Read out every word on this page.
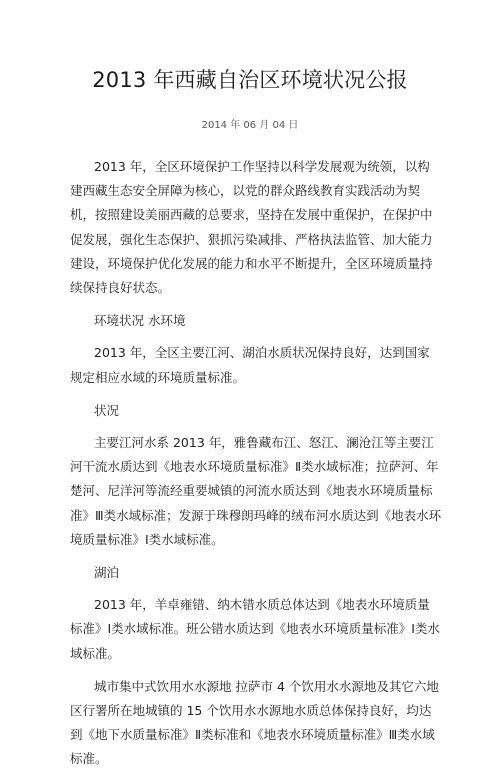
2013 年西藏自治区环境状况公报
2014 年 06 月 04 日

2013 年，全区环境保护工作坚持以科学发展观为统领，以构建西藏生态安全屏障为核心，以党的群众路线教育实践活动为契机，按照建设美丽西藏的总要求，坚持在发展中重保护，在保护中促发展，强化生态保护、狠抓污染减排、严格执法监管、加大能力建设，环境保护优化发展的能力和水平不断提升，全区环境质量持续保持良好状态。

环境状况 水环境

2013 年，全区主要江河、湖泊水质状况保持良好，达到国家规定相应水域的环境质量标准。

状况

主要江河水系 2013 年，雅鲁藏布江、怒江、澜沧江等主要江河干流水质达到《地表水环境质量标准》Ⅱ类水域标准；拉萨河、年楚河、尼洋河等流经重要城镇的河流水质达到《地表水环境质量标准》Ⅲ类水域标准；发源于珠穆朗玛峰的绒布河水质达到《地表水环境质量标准》Ⅰ类水域标准。

湖泊

2013 年，羊卓雍错、纳木错水质总体达到《地表水环境质量标准》Ⅰ类水域标准。班公错水质达到《地表水环境质量标准》Ⅰ类水域标准。

城市集中式饮用水水源地 拉萨市 4 个饮用水水源地及其它六地区行署所在地城镇的 15 个饮用水水源地水质总体保持良好，均达到《地下水质量标准》Ⅱ类标准和《地表水环境质量标准》Ⅲ类水域标准。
★ ★ ★ ★ ★
STATED TASK:
Pick out the lines that include the word "Ⅲ类水域标准" and write them out.

EXERCISE RESPONSE:
主要江河水系 2013 年，雅鲁藏布江、怒江、澜沧江等主要江河干流水质达到《地表水环境质量标准》Ⅱ类水域标准；拉萨河、年楚河、尼洋河等流经重要城镇的河流水质达到《地表水环境质量标准》Ⅲ类水域标准；发源于珠穆朗玛峰的绒布河水质达到《地表水环境质量标准》Ⅰ类水域标准。
城市集中式饮用水水源地 拉萨市 4 个饮用水水源地及其它六地区行署所在地城镇的 15 个饮用水水源地水质总体保持良好，均达到《地下水质量标准》Ⅱ类标准和《地表水环境质量标准》Ⅲ类水域标准。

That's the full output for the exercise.